Entries from a dataset

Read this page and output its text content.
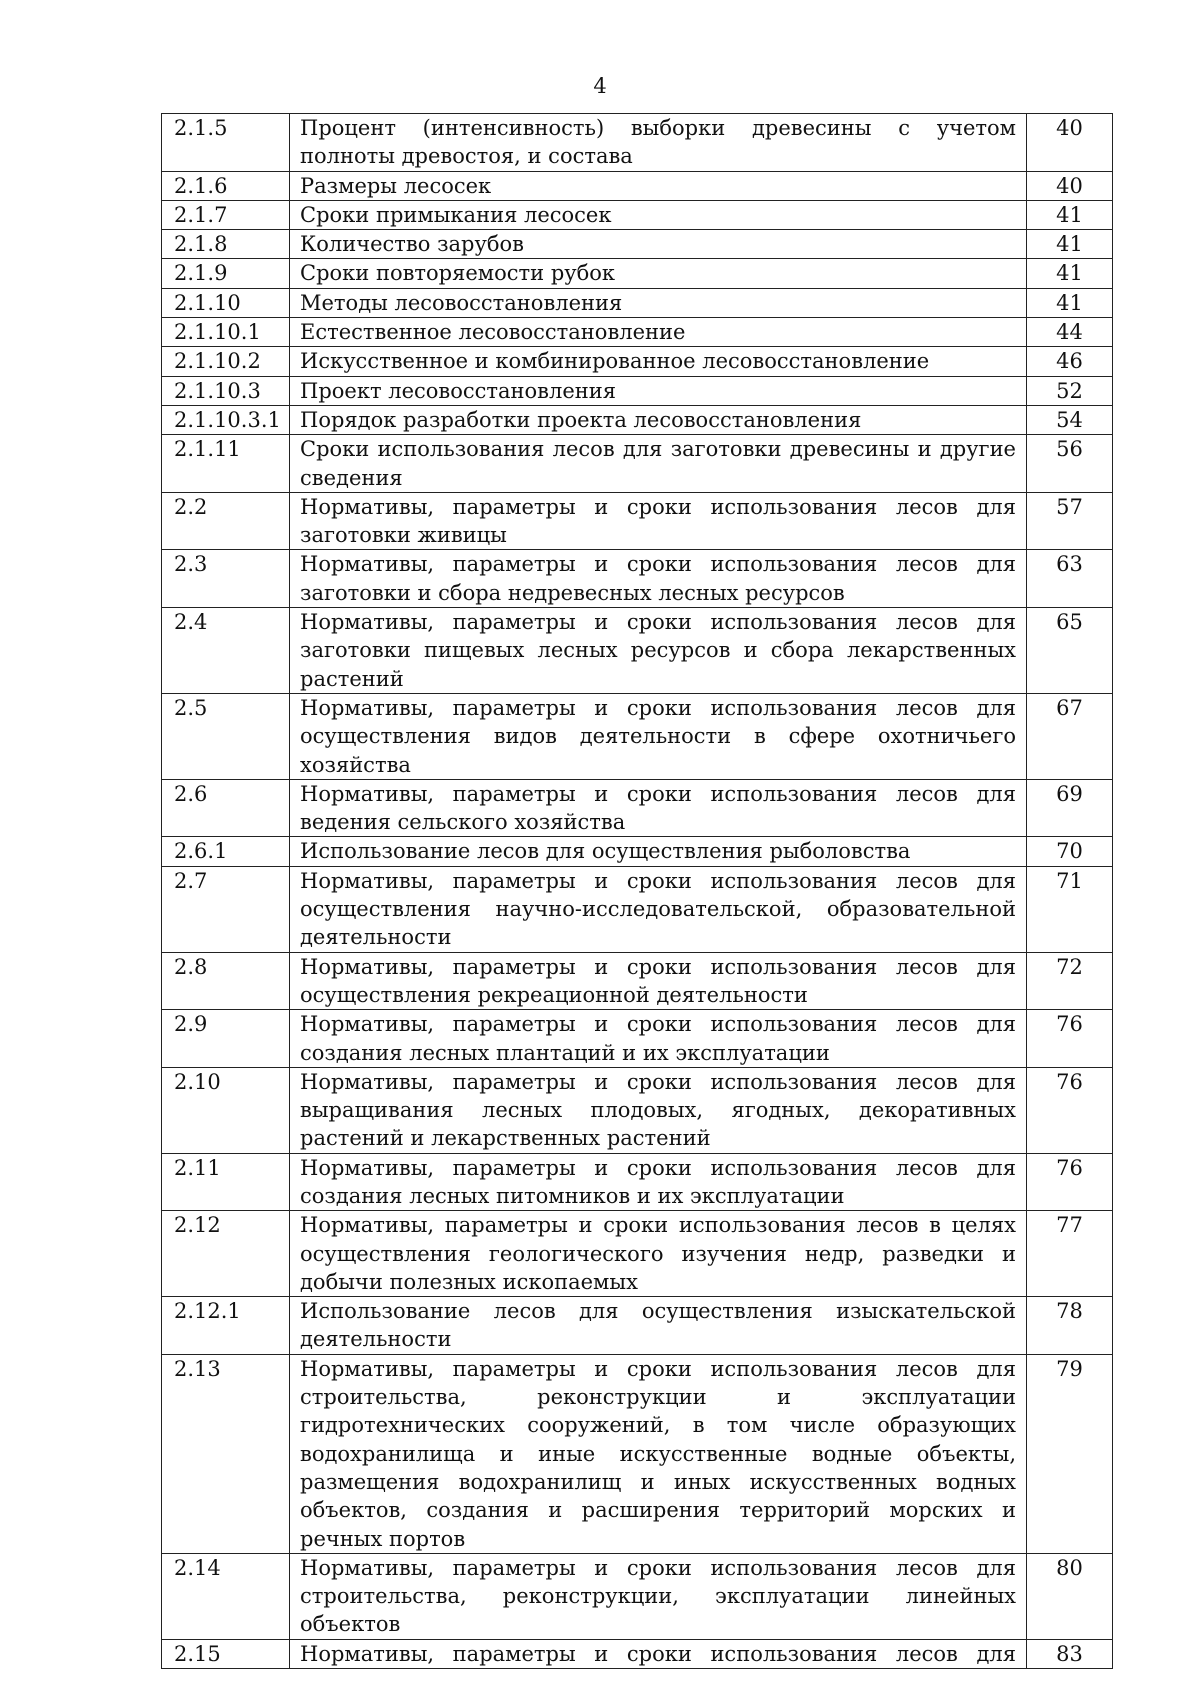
4
2.1.5	Процент (интенсивность) выборки древесины с учетом полноты древостоя, и состава	40
2.1.6	Размеры лесосек	40
2.1.7	Сроки примыкания лесосек	41
2.1.8	Количество зарубов	41
2.1.9	Сроки повторяемости рубок	41
2.1.10	Методы лесовосстановления	41
2.1.10.1	Естественное лесовосстановление	44
2.1.10.2	Искусственное и комбинированное лесовосстановление	46
2.1.10.3	Проект лесовосстановления	52
2.1.10.3.1	Порядок разработки проекта лесовосстановления	54
2.1.11	Сроки использования лесов для заготовки древесины и другие сведения	56
2.2	Нормативы, параметры и сроки использования лесов для заготовки живицы	57
2.3	Нормативы, параметры и сроки использования лесов для заготовки и сбора недревесных лесных ресурсов	63
2.4	Нормативы, параметры и сроки использования лесов для заготовки пищевых лесных ресурсов и сбора лекарственных растений	65
2.5	Нормативы, параметры и сроки использования лесов для осуществления видов деятельности в сфере охотничьего хозяйства	67
2.6	Нормативы, параметры и сроки использования лесов для ведения сельского хозяйства	69
2.6.1	Использование лесов для осуществления рыболовства	70
2.7	Нормативы, параметры и сроки использования лесов для осуществления научно-исследовательской, образовательной деятельности	71
2.8	Нормативы, параметры и сроки использования лесов для осуществления рекреационной деятельности	72
2.9	Нормативы, параметры и сроки использования лесов для создания лесных плантаций и их эксплуатации	76
2.10	Нормативы, параметры и сроки использования лесов для выращивания лесных плодовых, ягодных, декоративных растений и лекарственных растений	76
2.11	Нормативы, параметры и сроки использования лесов для создания лесных питомников и их эксплуатации	76
2.12	Нормативы, параметры и сроки использования лесов в целях осуществления геологического изучения недр, разведки и добычи полезных ископаемых	77
2.12.1	Использование лесов для осуществления изыскательской деятельности	78
2.13	Нормативы, параметры и сроки использования лесов для строительства, реконструкции и эксплуатации гидротехнических сооружений, в том числе образующих водохранилища и иные искусственные водные объекты, размещения водохранилищ и иных искусственных водных объектов, создания и расширения территорий морских и речных портов	79
2.14	Нормативы, параметры и сроки использования лесов для строительства, реконструкции, эксплуатации линейных объектов	80
2.15	Нормативы, параметры и сроки использования лесов для	83
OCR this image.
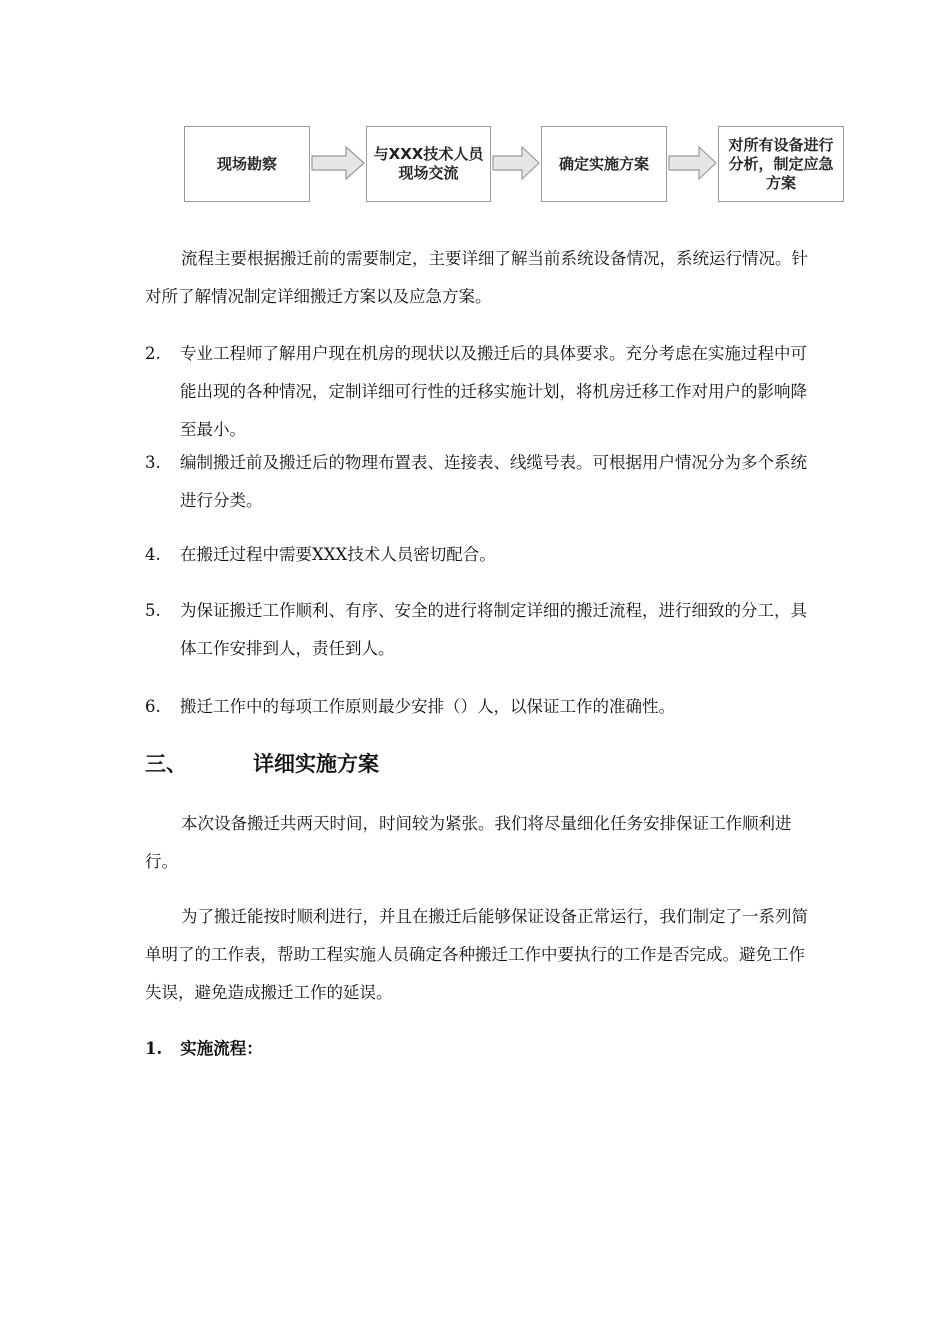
现场勘察
与XXX技术人员
现场交流
确定实施方案
对所有设备进行
分析，制定应急
方案

流程主要根据搬迁前的需要制定，主要详细了解当前系统设备情况，系统运行情况。针对所了解情况制定详细搬迁方案以及应急方案。

2.	专业工程师了解用户现在机房的现状以及搬迁后的具体要求。充分考虑在实施过程中可能出现的各种情况，定制详细可行性的迁移实施计划，将机房迁移工作对用户的影响降至最小。
3.	编制搬迁前及搬迁后的物理布置表、连接表、线缆号表。可根据用户情况分为多个系统进行分类。
4.	在搬迁过程中需要XXX技术人员密切配合。
5.	为保证搬迁工作顺利、有序、安全的进行将制定详细的搬迁流程，进行细致的分工，具体工作安排到人，责任到人。
6.	搬迁工作中的每项工作原则最少安排（）人，以保证工作的准确性。
三、	详细实施方案

本次设备搬迁共两天时间，时间较为紧张。我们将尽量细化任务安排保证工作顺利进行。

为了搬迁能按时顺利进行，并且在搬迁后能够保证设备正常运行，我们制定了一系列简单明了的工作表，帮助工程实施人员确定各种搬迁工作中要执行的工作是否完成。避免工作失误，避免造成搬迁工作的延误。

1. 实施流程：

### TASK TO CARRY OUT
Leave out the pictures and reproduce the rest of the listing exactly.

### EXERCISE SOLUTION
Read this page and output its text content.
4
2.1.5	Процент (интенсивность) выборки древесины с учетом полноты древостоя, и состава	40
2.1.6	Размеры лесосек	40
2.1.7	Сроки примыкания лесосек	41
2.1.8	Количество зарубов	41
2.1.9	Сроки повторяемости рубок	41
2.1.10	Методы лесовосстановления	41
2.1.10.1	Естественное лесовосстановление	44
2.1.10.2	Искусственное и комбинированное лесовосстановление	46
2.1.10.3	Проект лесовосстановления	52
2.1.10.3.1	Порядок разработки проекта лесовосстановления	54
2.1.11	Сроки использования лесов для заготовки древесины и другие сведения	56
2.2	Нормативы, параметры и сроки использования лесов для заготовки живицы	57
2.3	Нормативы, параметры и сроки использования лесов для заготовки и сбора недревесных лесных ресурсов	63
2.4	Нормативы, параметры и сроки использования лесов для заготовки пищевых лесных ресурсов и сбора лекарственных растений	65
2.5	Нормативы, параметры и сроки использования лесов для осуществления видов деятельности в сфере охотничьего хозяйства	67
2.6	Нормативы, параметры и сроки использования лесов для ведения сельского хозяйства	69
2.6.1	Использование лесов для осуществления рыболовства	70
2.7	Нормативы, параметры и сроки использования лесов для осуществления научно-исследовательской, образовательной деятельности	71
2.8	Нормативы, параметры и сроки использования лесов для осуществления рекреационной деятельности	72
2.9	Нормативы, параметры и сроки использования лесов для создания лесных плантаций и их эксплуатации	76
2.10	Нормативы, параметры и сроки использования лесов для выращивания лесных плодовых, ягодных, декоративных растений и лекарственных растений	76
2.11	Нормативы, параметры и сроки использования лесов для создания лесных питомников и их эксплуатации	76
2.12	Нормативы, параметры и сроки использования лесов в целях осуществления геологического изучения недр, разведки и добычи полезных ископаемых	77
2.12.1	Использование лесов для осуществления изыскательской деятельности	78
2.13	Нормативы, параметры и сроки использования лесов для строительства, реконструкции и эксплуатации гидротехнических сооружений, в том числе образующих водохранилища и иные искусственные водные объекты, размещения водохранилищ и иных искусственных водных объектов, создания и расширения территорий морских и речных портов	79
2.14	Нормативы, параметры и сроки использования лесов для строительства, реконструкции, эксплуатации линейных объектов	80
2.15	Нормативы, параметры и сроки использования лесов для	83
OCR this image.
现场勘察
与XXX技术人员
现场交流
确定实施方案
对所有设备进行
分析，制定应急
方案

流程主要根据搬迁前的需要制定，主要详细了解当前系统设备情况，系统运行情况。针对所了解情况制定详细搬迁方案以及应急方案。

2.	专业工程师了解用户现在机房的现状以及搬迁后的具体要求。充分考虑在实施过程中可能出现的各种情况，定制详细可行性的迁移实施计划，将机房迁移工作对用户的影响降至最小。
3.	编制搬迁前及搬迁后的物理布置表、连接表、线缆号表。可根据用户情况分为多个系统进行分类。
4.	在搬迁过程中需要XXX技术人员密切配合。
5.	为保证搬迁工作顺利、有序、安全的进行将制定详细的搬迁流程，进行细致的分工，具体工作安排到人，责任到人。
6.	搬迁工作中的每项工作原则最少安排（）人，以保证工作的准确性。
三、	详细实施方案

本次设备搬迁共两天时间，时间较为紧张。我们将尽量细化任务安排保证工作顺利进行。

为了搬迁能按时顺利进行，并且在搬迁后能够保证设备正常运行，我们制定了一系列简单明了的工作表，帮助工程实施人员确定各种搬迁工作中要执行的工作是否完成。避免工作失误，避免造成搬迁工作的延误。

1. 实施流程：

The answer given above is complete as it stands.